▶ Aim
Check every line of the entries for "JSON", and copy the lines that hold it.

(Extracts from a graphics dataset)
— BEGIN —

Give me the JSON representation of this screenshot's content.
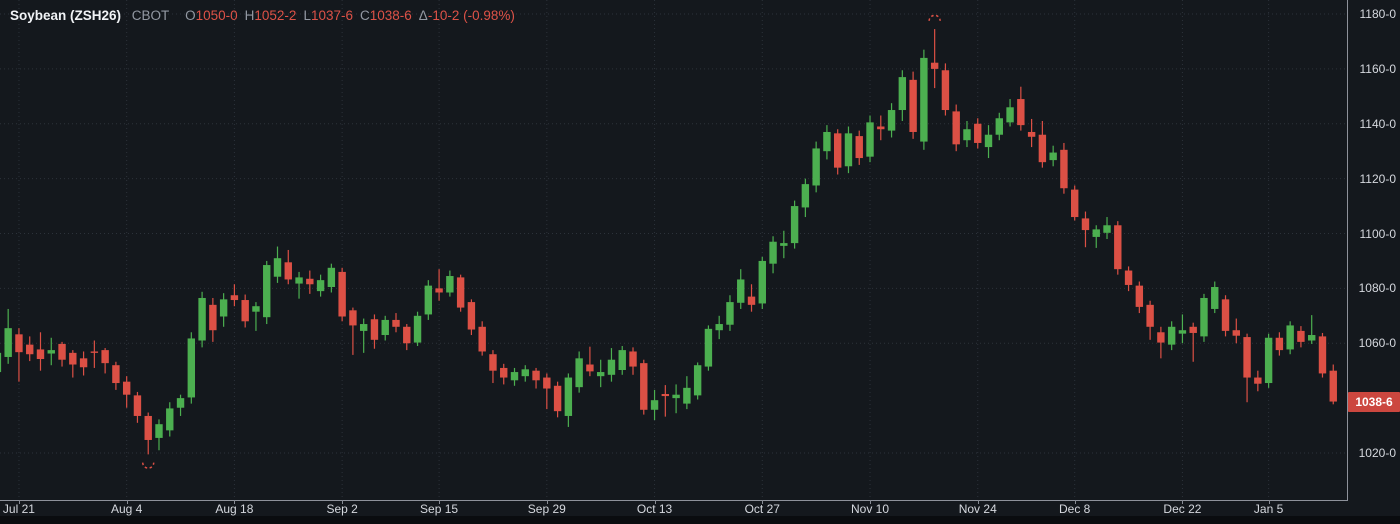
{
  "header": {
    "symbol": "Soybean (ZSH26)",
    "exchange": "CBOT",
    "ohlc": [
      {
        "label": "O",
        "value": "1050-0"
      },
      {
        "label": "H",
        "value": "1052-2"
      },
      {
        "label": "L",
        "value": "1037-6"
      },
      {
        "label": "C",
        "value": "1038-6"
      }
    ],
    "change": {
      "label": "Δ",
      "value": "-10-2 (-0.98%)"
    }
  },
  "colors": {
    "background": "#14181d",
    "up": "#4caf50",
    "down": "#dc5045",
    "header_value_red": "#dd5247",
    "badge_bg": "#cc473f",
    "axis_text": "#d5d8de",
    "grid": "#2c323a",
    "axis_line": "#8e929b"
  },
  "price_axis": {
    "labels": [
      {
        "text": "1180-0",
        "value": 1180
      },
      {
        "text": "1160-0",
        "value": 1160
      },
      {
        "text": "1140-0",
        "value": 1140
      },
      {
        "text": "1120-0",
        "value": 1120
      },
      {
        "text": "1100-0",
        "value": 1100
      },
      {
        "text": "1080-0",
        "value": 1080
      },
      {
        "text": "1060-0",
        "value": 1060
      },
      {
        "text": "1020-0",
        "value": 1020
      }
    ],
    "last_price_badge": {
      "text": "1038-6",
      "value": 1038.75
    }
  },
  "time_axis": {
    "labels": [
      {
        "text": "Jul 21",
        "index": 2
      },
      {
        "text": "Aug 4",
        "index": 12
      },
      {
        "text": "Aug 18",
        "index": 22
      },
      {
        "text": "Sep 2",
        "index": 32
      },
      {
        "text": "Sep 15",
        "index": 41
      },
      {
        "text": "Sep 29",
        "index": 51
      },
      {
        "text": "Oct 13",
        "index": 61
      },
      {
        "text": "Oct 27",
        "index": 71
      },
      {
        "text": "Nov 10",
        "index": 81
      },
      {
        "text": "Nov 24",
        "index": 91
      },
      {
        "text": "Dec 8",
        "index": 100
      },
      {
        "text": "Dec 22",
        "index": 110
      },
      {
        "text": "Jan 5",
        "index": 118
      }
    ]
  },
  "chart_data": {
    "type": "candlestick",
    "title": "Soybean (ZSH26) CBOT daily candlestick chart",
    "ylabel": "Price (cents per bushel, eighths)",
    "y_axis": {
      "min": 1020,
      "max": 1180,
      "step": 20
    },
    "grid": "dotted",
    "columns": [
      "date",
      "open",
      "high",
      "low",
      "close"
    ],
    "rows": [
      [
        "Jul 17",
        1049.5,
        1057.5,
        1047.5,
        1056.5
      ],
      [
        "Jul 18",
        1055,
        1072.5,
        1052.5,
        1065.5
      ],
      [
        "Jul 21",
        1063.25,
        1065.5,
        1046,
        1056.75
      ],
      [
        "Jul 22",
        1059.5,
        1062.5,
        1053.5,
        1056
      ],
      [
        "Jul 23",
        1057.75,
        1064,
        1050,
        1054.25
      ],
      [
        "Jul 24",
        1056.25,
        1062,
        1052,
        1057.5
      ],
      [
        "Jul 25",
        1059.75,
        1060.5,
        1051.5,
        1054
      ],
      [
        "Jul 28",
        1056.5,
        1057.5,
        1047.5,
        1052.25
      ],
      [
        "Jul 29",
        1054.5,
        1057,
        1048.25,
        1051.25
      ],
      [
        "Jul 30",
        1057,
        1061,
        1051,
        1056.5
      ],
      [
        "Jul 31",
        1057.5,
        1058.25,
        1049,
        1052.75
      ],
      [
        "Aug 1",
        1052,
        1053.25,
        1043,
        1045.5
      ],
      [
        "Aug 4",
        1046,
        1048,
        1036.5,
        1041.25
      ],
      [
        "Aug 5",
        1041,
        1042.25,
        1031,
        1033.5
      ],
      [
        "Aug 6",
        1033.5,
        1034.75,
        1019.5,
        1024.75
      ],
      [
        "Aug 7",
        1025.5,
        1032.25,
        1021,
        1030.5
      ],
      [
        "Aug 8",
        1028.25,
        1038.5,
        1026,
        1036.25
      ],
      [
        "Aug 11",
        1036.5,
        1041.25,
        1033.5,
        1040
      ],
      [
        "Aug 12",
        1040.25,
        1064,
        1038,
        1061.75
      ],
      [
        "Aug 13",
        1061,
        1078.75,
        1058.5,
        1076.5
      ],
      [
        "Aug 14",
        1074,
        1076.5,
        1060.5,
        1064.75
      ],
      [
        "Aug 15",
        1069.75,
        1078.25,
        1066,
        1076
      ],
      [
        "Aug 18",
        1077.5,
        1081.5,
        1073.5,
        1075.75
      ],
      [
        "Aug 19",
        1075.75,
        1077.75,
        1065.75,
        1068
      ],
      [
        "Aug 20",
        1071.5,
        1075,
        1064.5,
        1073.5
      ],
      [
        "Aug 21",
        1069.5,
        1090,
        1067,
        1088.5
      ],
      [
        "Aug 22",
        1084.25,
        1095.25,
        1082,
        1091
      ],
      [
        "Aug 25",
        1089.5,
        1094,
        1081.5,
        1083.25
      ],
      [
        "Aug 26",
        1081.75,
        1086,
        1076.25,
        1084
      ],
      [
        "Aug 27",
        1083.5,
        1086.5,
        1078,
        1081.5
      ],
      [
        "Aug 28",
        1079,
        1085,
        1077,
        1083
      ],
      [
        "Aug 29",
        1080.5,
        1089,
        1078.5,
        1087.5
      ],
      [
        "Sep 2",
        1086,
        1087.5,
        1068,
        1069.75
      ],
      [
        "Sep 3",
        1072,
        1073,
        1055.75,
        1066.5
      ],
      [
        "Sep 4",
        1064.5,
        1069,
        1056.5,
        1067
      ],
      [
        "Sep 5",
        1068.75,
        1070.5,
        1058,
        1061.25
      ],
      [
        "Sep 8",
        1063,
        1070,
        1061,
        1068.5
      ],
      [
        "Sep 9",
        1068.5,
        1071,
        1064,
        1066
      ],
      [
        "Sep 10",
        1066,
        1067,
        1057.5,
        1060
      ],
      [
        "Sep 11",
        1060.25,
        1071.5,
        1059,
        1070
      ],
      [
        "Sep 12",
        1070.5,
        1083,
        1068.5,
        1081
      ],
      [
        "Sep 15",
        1080,
        1087,
        1075.5,
        1078.5
      ],
      [
        "Sep 16",
        1078.5,
        1086.5,
        1077,
        1084.5
      ],
      [
        "Sep 17",
        1084,
        1085,
        1071.5,
        1073
      ],
      [
        "Sep 18",
        1075,
        1076,
        1063,
        1065
      ],
      [
        "Sep 19",
        1066,
        1068,
        1055.5,
        1057
      ],
      [
        "Sep 22",
        1056,
        1057.5,
        1045.5,
        1050
      ],
      [
        "Sep 23",
        1051,
        1052.5,
        1045,
        1047.5
      ],
      [
        "Sep 24",
        1046.5,
        1051,
        1044.5,
        1049.5
      ],
      [
        "Sep 25",
        1048,
        1052,
        1046,
        1050.5
      ],
      [
        "Sep 26",
        1050,
        1051,
        1043.5,
        1046.5
      ],
      [
        "Sep 29",
        1047.5,
        1049,
        1036,
        1043.5
      ],
      [
        "Sep 30",
        1044.5,
        1046,
        1033,
        1035.25
      ],
      [
        "Oct 1",
        1033.5,
        1049,
        1029.5,
        1047.5
      ],
      [
        "Oct 2",
        1044,
        1057,
        1042,
        1054.5
      ],
      [
        "Oct 3",
        1052.25,
        1058.75,
        1048,
        1049.75
      ],
      [
        "Oct 6",
        1048,
        1054,
        1044,
        1049.5
      ],
      [
        "Oct 7",
        1048.5,
        1058.25,
        1046,
        1054
      ],
      [
        "Oct 8",
        1050.25,
        1059,
        1048.5,
        1057.5
      ],
      [
        "Oct 9",
        1057,
        1058.5,
        1048.5,
        1051.5
      ],
      [
        "Oct 10",
        1052.75,
        1054,
        1034,
        1035.75
      ],
      [
        "Oct 13",
        1035.75,
        1043,
        1032,
        1039.25
      ],
      [
        "Oct 14",
        1041.5,
        1044.75,
        1033.25,
        1040.75
      ],
      [
        "Oct 15",
        1040,
        1045,
        1034.5,
        1041.25
      ],
      [
        "Oct 16",
        1038,
        1048,
        1036,
        1043.75
      ],
      [
        "Oct 17",
        1041,
        1053,
        1039.5,
        1052
      ],
      [
        "Oct 20",
        1051.5,
        1066.5,
        1050,
        1065.25
      ],
      [
        "Oct 21",
        1064.75,
        1070,
        1061.5,
        1067
      ],
      [
        "Oct 22",
        1066.75,
        1077.5,
        1064.5,
        1075
      ],
      [
        "Oct 23",
        1074.75,
        1087,
        1072.5,
        1083.25
      ],
      [
        "Oct 24",
        1077,
        1081.5,
        1071.5,
        1074
      ],
      [
        "Oct 27",
        1074.5,
        1091.5,
        1072.5,
        1090
      ],
      [
        "Oct 28",
        1089,
        1099,
        1085.5,
        1097
      ],
      [
        "Oct 29",
        1095.5,
        1101,
        1091,
        1096.5
      ],
      [
        "Oct 30",
        1096.5,
        1112,
        1094.5,
        1110
      ],
      [
        "Oct 31",
        1109.5,
        1120,
        1106,
        1118
      ],
      [
        "Nov 3",
        1117.5,
        1133.5,
        1115,
        1131
      ],
      [
        "Nov 4",
        1130,
        1139.5,
        1127,
        1137
      ],
      [
        "Nov 5",
        1136.5,
        1138,
        1121.5,
        1124
      ],
      [
        "Nov 6",
        1124.5,
        1139,
        1122,
        1136.5
      ],
      [
        "Nov 7",
        1135.5,
        1137.5,
        1125,
        1127.5
      ],
      [
        "Nov 10",
        1128,
        1143,
        1126,
        1140.5
      ],
      [
        "Nov 11",
        1139,
        1143,
        1134,
        1138
      ],
      [
        "Nov 12",
        1137.5,
        1147.5,
        1135,
        1145
      ],
      [
        "Nov 13",
        1145,
        1159.5,
        1141,
        1157
      ],
      [
        "Nov 14",
        1156,
        1159,
        1134.5,
        1137
      ],
      [
        "Nov 17",
        1133.5,
        1167,
        1130.5,
        1164
      ],
      [
        "Nov 18",
        1162.25,
        1174.5,
        1153,
        1160
      ],
      [
        "Nov 19",
        1159.5,
        1162,
        1143,
        1145
      ],
      [
        "Nov 20",
        1144.5,
        1147,
        1130,
        1132.5
      ],
      [
        "Nov 21",
        1134,
        1141,
        1131.5,
        1138
      ],
      [
        "Nov 24",
        1140,
        1142,
        1131,
        1133
      ],
      [
        "Nov 25",
        1131.5,
        1139.5,
        1127.5,
        1136
      ],
      [
        "Nov 26",
        1136,
        1144,
        1134,
        1142
      ],
      [
        "Nov 28",
        1140.5,
        1149,
        1139,
        1146
      ],
      [
        "Dec 1",
        1149,
        1153.5,
        1137.5,
        1139.5
      ],
      [
        "Dec 2",
        1137,
        1141.75,
        1131.5,
        1135.25
      ],
      [
        "Dec 3",
        1136,
        1141,
        1124,
        1126
      ],
      [
        "Dec 4",
        1126.75,
        1132,
        1124.5,
        1129.5
      ],
      [
        "Dec 5",
        1130.5,
        1133,
        1114.5,
        1116.5
      ],
      [
        "Dec 8",
        1116,
        1117.5,
        1104.75,
        1106
      ],
      [
        "Dec 9",
        1105.5,
        1108,
        1095,
        1101.25
      ],
      [
        "Dec 10",
        1098.75,
        1103,
        1094.75,
        1101.5
      ],
      [
        "Dec 11",
        1100.25,
        1106,
        1098,
        1103
      ],
      [
        "Dec 12",
        1103,
        1104.5,
        1085,
        1087
      ],
      [
        "Dec 15",
        1086.5,
        1088,
        1079,
        1081.25
      ],
      [
        "Dec 16",
        1081,
        1082.5,
        1071,
        1073.25
      ],
      [
        "Dec 17",
        1074,
        1075.5,
        1061.25,
        1066
      ],
      [
        "Dec 18",
        1064,
        1066,
        1054.5,
        1060.25
      ],
      [
        "Dec 19",
        1059.5,
        1068,
        1057.5,
        1066
      ],
      [
        "Dec 22",
        1063.5,
        1070.5,
        1060,
        1064.75
      ],
      [
        "Dec 23",
        1066,
        1067.5,
        1053.25,
        1063.75
      ],
      [
        "Dec 24",
        1062.5,
        1078,
        1060.5,
        1076.5
      ],
      [
        "Dec 26",
        1072.5,
        1082.5,
        1071,
        1080.5
      ],
      [
        "Dec 29",
        1076,
        1077.5,
        1062.5,
        1064.5
      ],
      [
        "Dec 30",
        1064.75,
        1069,
        1060,
        1062.75
      ],
      [
        "Dec 31",
        1062.25,
        1063.5,
        1038.5,
        1047.5
      ],
      [
        "Jan 2",
        1047.5,
        1050,
        1042.5,
        1045.25
      ],
      [
        "Jan 5",
        1045.5,
        1063.5,
        1043.75,
        1062
      ],
      [
        "Jan 6",
        1062,
        1064,
        1055.5,
        1057.5
      ],
      [
        "Jan 7",
        1057.75,
        1068,
        1056,
        1066.5
      ],
      [
        "Jan 8",
        1064.5,
        1066.25,
        1058.5,
        1060.5
      ],
      [
        "Jan 9",
        1061,
        1070.25,
        1059.75,
        1063
      ],
      [
        "Jan 12",
        1062.5,
        1063.75,
        1047.5,
        1049
      ],
      [
        "Jan 13",
        1050,
        1052.25,
        1037.75,
        1038.75
      ]
    ],
    "markers": [
      {
        "type": "swing-high",
        "index": 87,
        "price": 1177.5
      },
      {
        "type": "swing-low",
        "index": 14,
        "price": 1016.5
      }
    ],
    "legend_position": "none"
  }
}
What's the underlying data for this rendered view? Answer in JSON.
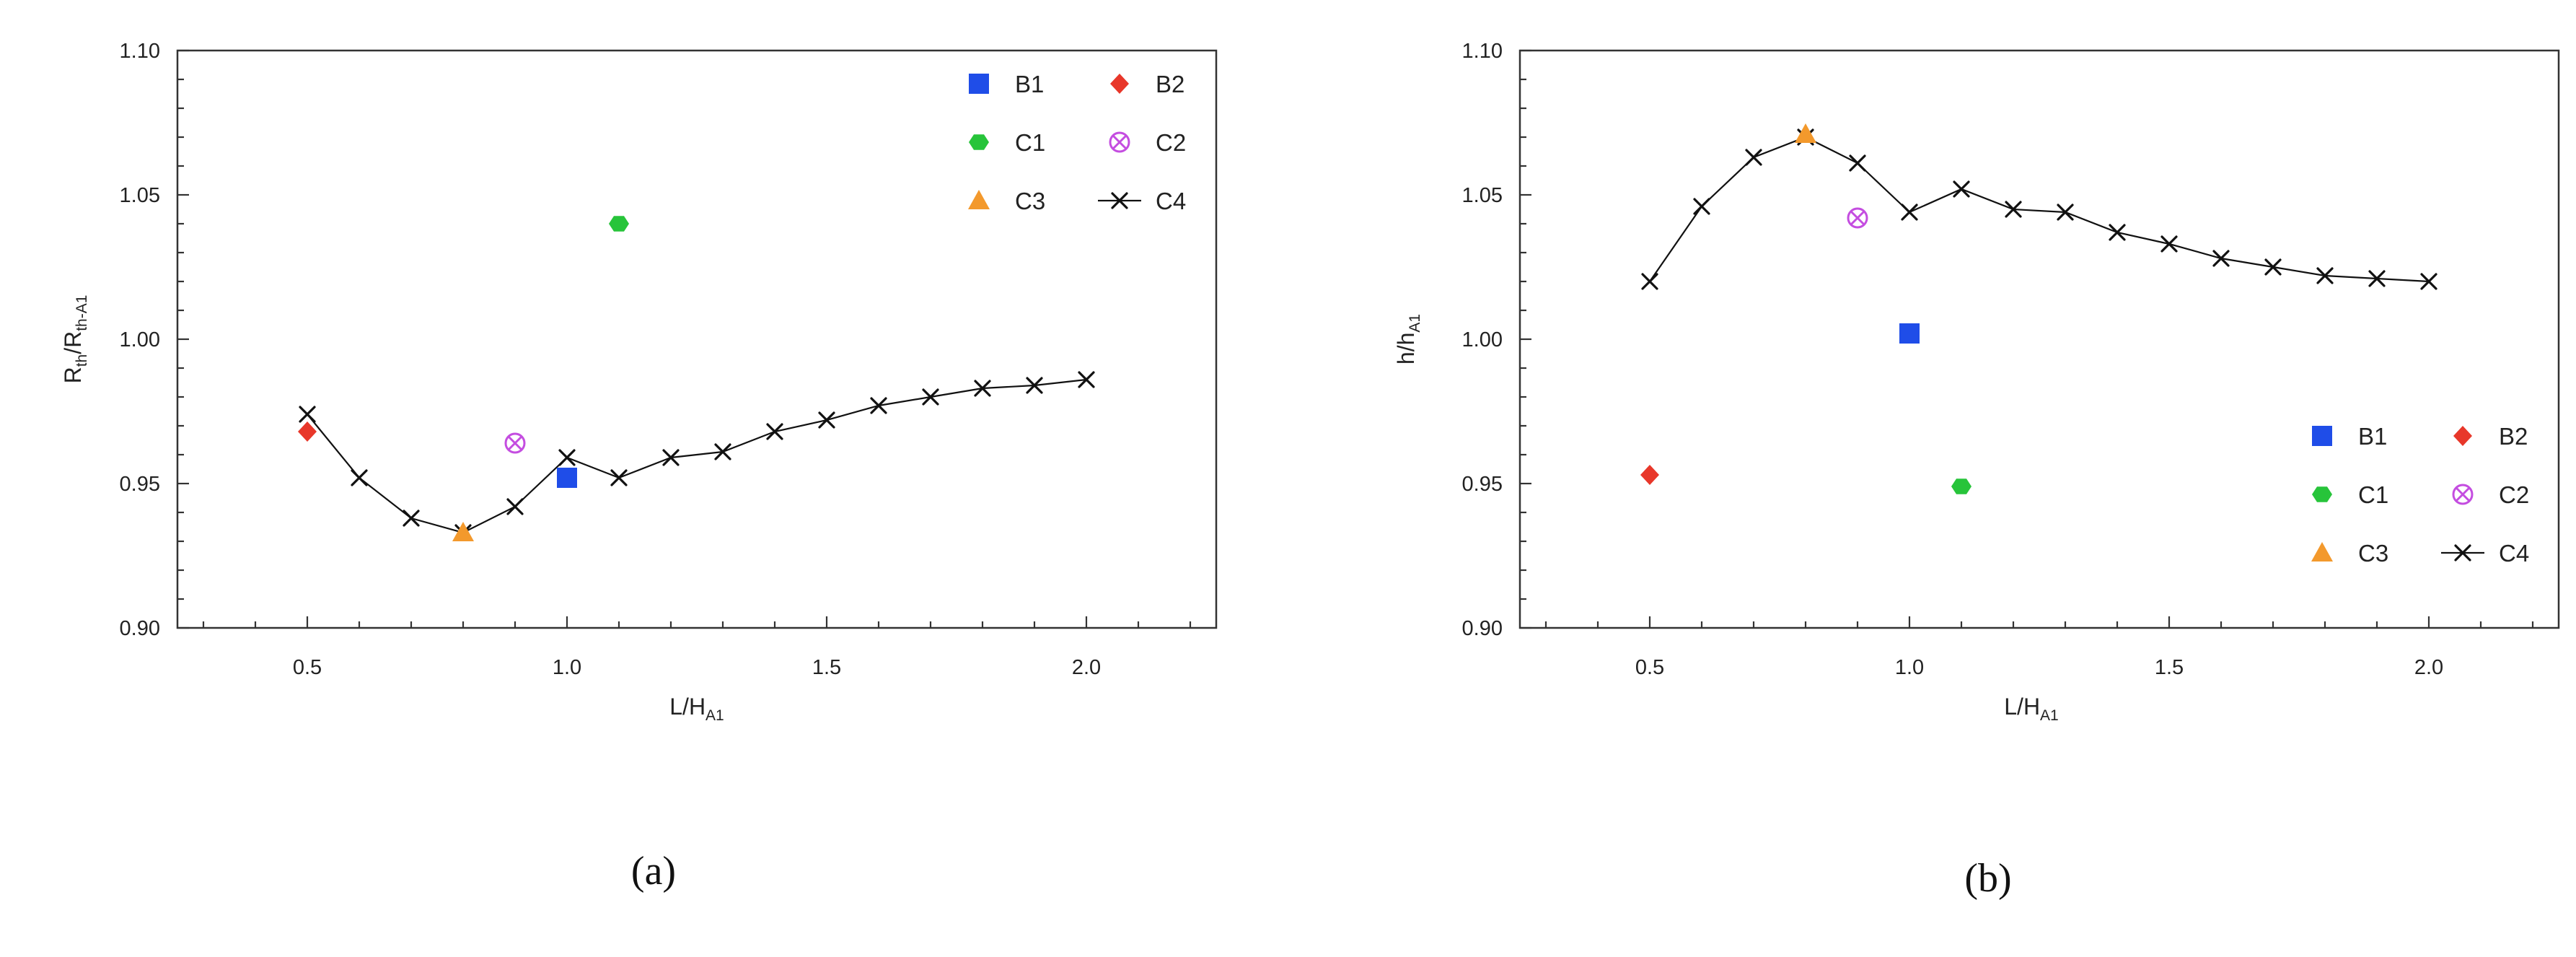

— END —

▶ Result of the task
Give me the JSON representation of this screenshot's content.
What's the underlying data for this rendered view? Answer in JSON.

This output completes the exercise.